** Start of RECORDS SHOWN **

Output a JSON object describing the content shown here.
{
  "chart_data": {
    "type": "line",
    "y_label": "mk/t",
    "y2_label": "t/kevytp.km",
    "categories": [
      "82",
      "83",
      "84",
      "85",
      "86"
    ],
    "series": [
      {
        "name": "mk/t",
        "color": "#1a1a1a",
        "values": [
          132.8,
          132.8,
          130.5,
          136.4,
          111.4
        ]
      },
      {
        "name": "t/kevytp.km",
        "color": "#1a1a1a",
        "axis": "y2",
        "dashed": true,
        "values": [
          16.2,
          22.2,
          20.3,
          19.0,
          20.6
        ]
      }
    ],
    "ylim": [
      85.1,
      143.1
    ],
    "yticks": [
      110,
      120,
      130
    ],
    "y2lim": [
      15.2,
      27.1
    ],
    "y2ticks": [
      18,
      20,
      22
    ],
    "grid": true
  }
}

** End of RECORDS SHOWN **

**WHAT THIS TASK INVOLVES:** Write out the full listing, keeping every line exactly as it is.

**TASK RESULT:**
Output a JSON object describing the content shown here.
{
  "chart_data": {
    "type": "line",
    "y_label": "mk/t",
    "y2_label": "t/kevytp.km",
    "categories": [
      "82",
      "83",
      "84",
      "85",
      "86"
    ],
    "series": [
      {
        "name": "mk/t",
        "color": "#1a1a1a",
        "values": [
          132.8,
          132.8,
          130.5,
          136.4,
          111.4
        ]
      },
      {
        "name": "t/kevytp.km",
        "color": "#1a1a1a",
        "axis": "y2",
        "dashed": true,
        "values": [
          16.2,
          22.2,
          20.3,
          19.0,
          20.6
        ]
      }
    ],
    "ylim": [
      85.1,
      143.1
    ],
    "yticks": [
      110,
      120,
      130
    ],
    "y2lim": [
      15.2,
      27.1
    ],
    "y2ticks": [
      18,
      20,
      22
    ],
    "grid": true
  }
}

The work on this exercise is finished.